(Stored data entries)
○ ○ ○ ○ ○

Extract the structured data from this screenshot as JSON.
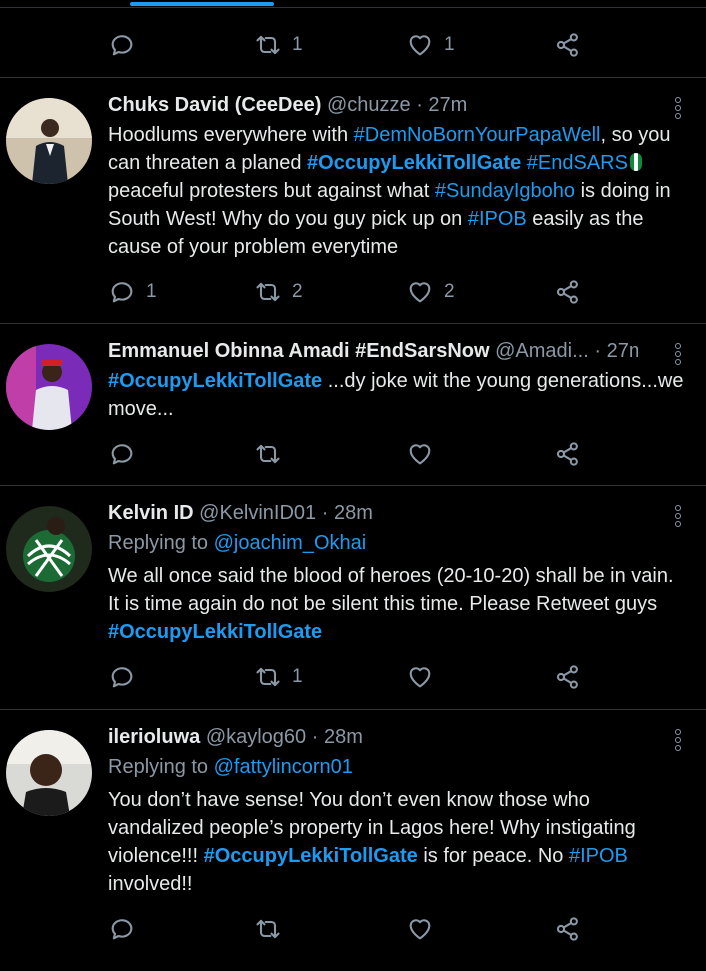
{
  "top_actions": {
    "reply_count": "",
    "retweet_count": "1",
    "like_count": "1"
  },
  "tweets": [
    {
      "name": "Chuks David (CeeDee)",
      "handle": "@chuzze",
      "time": "· 27m",
      "body": {
        "t1": "Hoodlums everywhere with ",
        "h1": "#DemNoBornYourPapaWell",
        "t2": ", so you can threaten a planed ",
        "h2": "#OccupyLekkiTollGate",
        "t3": " ",
        "h3": "#EndSARS",
        "t4": "  peaceful protesters but against what ",
        "h4": "#SundayIgboho",
        "t5": " is doing in South West! Why do you guy pick up on ",
        "h5": "#IPOB",
        "t6": " easily as the cause of your problem everytime"
      },
      "reply_count": "1",
      "retweet_count": "2",
      "like_count": "2"
    },
    {
      "name": "Emmanuel Obinna Amadi #EndSarsNow",
      "handle": "@Amadi...",
      "time": "· 27m",
      "body": {
        "h1": "#OccupyLekkiTollGate",
        "t1": " ...dy joke wit the young generations...we move..."
      },
      "reply_count": "",
      "retweet_count": "",
      "like_count": ""
    },
    {
      "name": "Kelvin ID",
      "handle": "@KelvinID01",
      "time": "· 28m",
      "replying_label": "Replying to",
      "replying_to": "@joachim_Okhai",
      "body": {
        "t1": "We all once said the blood of heroes (20-10-20)  shall be in vain. It is time again do not be silent this time. Please Retweet guys ",
        "h1": "#OccupyLekkiTollGate"
      },
      "reply_count": "",
      "retweet_count": "1",
      "like_count": ""
    },
    {
      "name": "ilerioluwa",
      "handle": "@kaylog60",
      "time": "· 28m",
      "replying_label": "Replying to",
      "replying_to": "@fattylincorn01",
      "body": {
        "t1": "You don’t have sense! You don’t even know those who vandalized people’s property in Lagos here! Why instigating violence!!! ",
        "h1": "#OccupyLekkiTollGate",
        "t2": " is for peace. No ",
        "h2": "#IPOB",
        "t3": " involved!!"
      },
      "reply_count": "",
      "retweet_count": "",
      "like_count": ""
    }
  ],
  "icons": {
    "reply": "reply-icon",
    "retweet": "retweet-icon",
    "like": "heart-icon",
    "share": "share-icon",
    "more": "more-vertical-icon"
  },
  "colors": {
    "background": "#000000",
    "accent": "#1d9bf0",
    "muted": "#8b98a5",
    "divider": "#2f3336"
  }
}
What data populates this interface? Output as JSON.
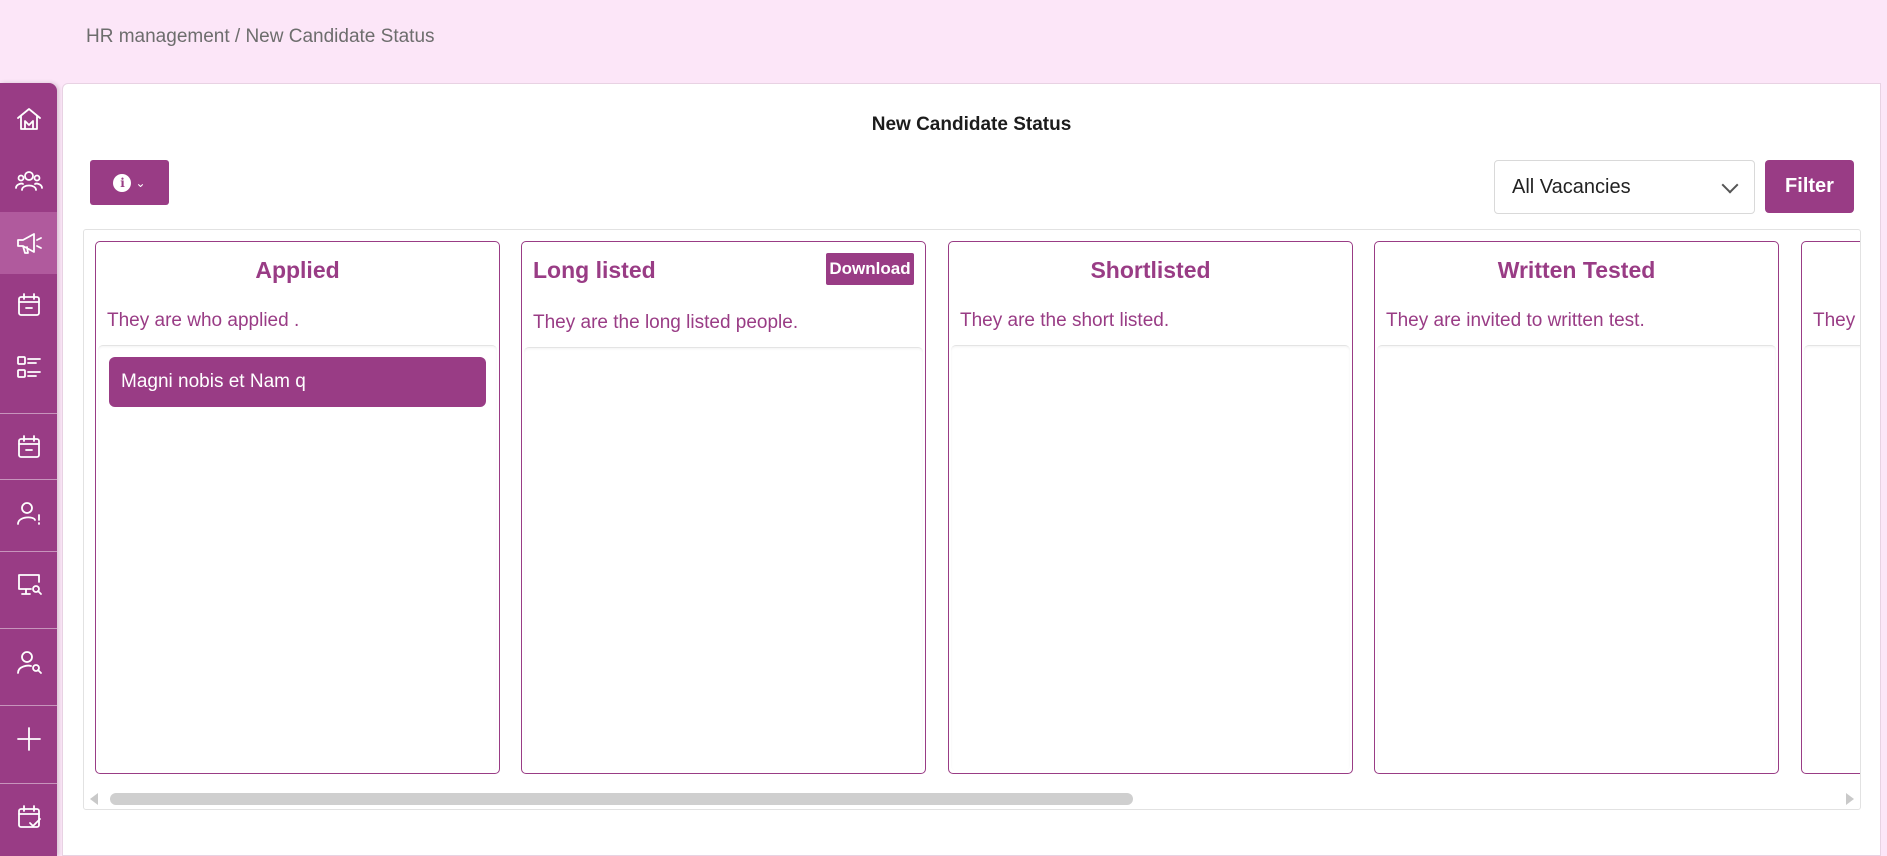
{
  "breadcrumb": "HR management / New Candidate Status",
  "page": {
    "title": "New Candidate Status"
  },
  "toolbar": {
    "info_icon": "i",
    "info_chevron": "⌄",
    "vacancy_selected": "All Vacancies",
    "filter_label": "Filter"
  },
  "sidebar": {
    "items": [
      {
        "icon": "home-icon"
      },
      {
        "icon": "users-icon"
      },
      {
        "icon": "megaphone-icon",
        "active": true
      },
      {
        "icon": "calendar-icon"
      },
      {
        "icon": "list-icon"
      },
      {
        "icon": "calendar-icon"
      },
      {
        "icon": "user-alert-icon"
      },
      {
        "icon": "monitor-search-icon"
      },
      {
        "icon": "user-search-icon"
      },
      {
        "icon": "plus-icon"
      },
      {
        "icon": "calendar-check-icon"
      }
    ]
  },
  "columns": [
    {
      "title": "Applied",
      "description": "They are who applied .",
      "cards": [
        "Magni nobis et Nam q"
      ]
    },
    {
      "title": "Long listed",
      "description": "They are the long listed people.",
      "download_label": "Download",
      "cards": []
    },
    {
      "title": "Shortlisted",
      "description": "They are the short listed.",
      "cards": []
    },
    {
      "title": "Written Tested",
      "description": "They are invited to written test.",
      "cards": []
    },
    {
      "title": "",
      "description": "They",
      "cards": []
    }
  ],
  "colors": {
    "accent": "#993c85",
    "background": "#fce6f8"
  }
}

○ ○ ○ ○ ○

#### Description of the task:
Transcribe every record above exactly, leaving out the pictures.

#### Task result:
Extract the structured data from this screenshot as JSON.
{
  "top_actions": {
    "reply_count": "",
    "retweet_count": "1",
    "like_count": "1"
  },
  "tweets": [
    {
      "name": "Chuks David (CeeDee)",
      "handle": "@chuzze",
      "time": "· 27m",
      "body": {
        "t1": "Hoodlums everywhere with ",
        "h1": "#DemNoBornYourPapaWell",
        "t2": ", so you can threaten a planed ",
        "h2": "#OccupyLekkiTollGate",
        "t3": " ",
        "h3": "#EndSARS",
        "t4": "  peaceful protesters but against what ",
        "h4": "#SundayIgboho",
        "t5": " is doing in South West! Why do you guy pick up on ",
        "h5": "#IPOB",
        "t6": " easily as the cause of your problem everytime"
      },
      "reply_count": "1",
      "retweet_count": "2",
      "like_count": "2"
    },
    {
      "name": "Emmanuel Obinna Amadi #EndSarsNow",
      "handle": "@Amadi...",
      "time": "· 27m",
      "body": {
        "h1": "#OccupyLekkiTollGate",
        "t1": " ...dy joke wit the young generations...we move..."
      },
      "reply_count": "",
      "retweet_count": "",
      "like_count": ""
    },
    {
      "name": "Kelvin ID",
      "handle": "@KelvinID01",
      "time": "· 28m",
      "replying_label": "Replying to",
      "replying_to": "@joachim_Okhai",
      "body": {
        "t1": "We all once said the blood of heroes (20-10-20)  shall be in vain. It is time again do not be silent this time. Please Retweet guys ",
        "h1": "#OccupyLekkiTollGate"
      },
      "reply_count": "",
      "retweet_count": "1",
      "like_count": ""
    },
    {
      "name": "ilerioluwa",
      "handle": "@kaylog60",
      "time": "· 28m",
      "replying_label": "Replying to",
      "replying_to": "@fattylincorn01",
      "body": {
        "t1": "You don’t have sense! You don’t even know those who vandalized people’s property in Lagos here! Why instigating violence!!! ",
        "h1": "#OccupyLekkiTollGate",
        "t2": " is for peace. No ",
        "h2": "#IPOB",
        "t3": " involved!!"
      },
      "reply_count": "",
      "retweet_count": "",
      "like_count": ""
    }
  ],
  "icons": {
    "reply": "reply-icon",
    "retweet": "retweet-icon",
    "like": "heart-icon",
    "share": "share-icon",
    "more": "more-vertical-icon"
  },
  "colors": {
    "background": "#000000",
    "accent": "#1d9bf0",
    "muted": "#8b98a5",
    "divider": "#2f3336"
  }
}
What data populates this interface? Output as JSON.
{
  "breadcrumb": "HR management / New Candidate Status",
  "page": {
    "title": "New Candidate Status"
  },
  "toolbar": {
    "info_icon": "i",
    "info_chevron": "⌄",
    "vacancy_selected": "All Vacancies",
    "filter_label": "Filter"
  },
  "sidebar": {
    "items": [
      {
        "icon": "home-icon"
      },
      {
        "icon": "users-icon"
      },
      {
        "icon": "megaphone-icon",
        "active": true
      },
      {
        "icon": "calendar-icon"
      },
      {
        "icon": "list-icon"
      },
      {
        "icon": "calendar-icon"
      },
      {
        "icon": "user-alert-icon"
      },
      {
        "icon": "monitor-search-icon"
      },
      {
        "icon": "user-search-icon"
      },
      {
        "icon": "plus-icon"
      },
      {
        "icon": "calendar-check-icon"
      }
    ]
  },
  "columns": [
    {
      "title": "Applied",
      "description": "They are who applied .",
      "cards": [
        "Magni nobis et Nam q"
      ]
    },
    {
      "title": "Long listed",
      "description": "They are the long listed people.",
      "download_label": "Download",
      "cards": []
    },
    {
      "title": "Shortlisted",
      "description": "They are the short listed.",
      "cards": []
    },
    {
      "title": "Written Tested",
      "description": "They are invited to written test.",
      "cards": []
    },
    {
      "title": "",
      "description": "They",
      "cards": []
    }
  ],
  "colors": {
    "accent": "#993c85",
    "background": "#fce6f8"
  }
}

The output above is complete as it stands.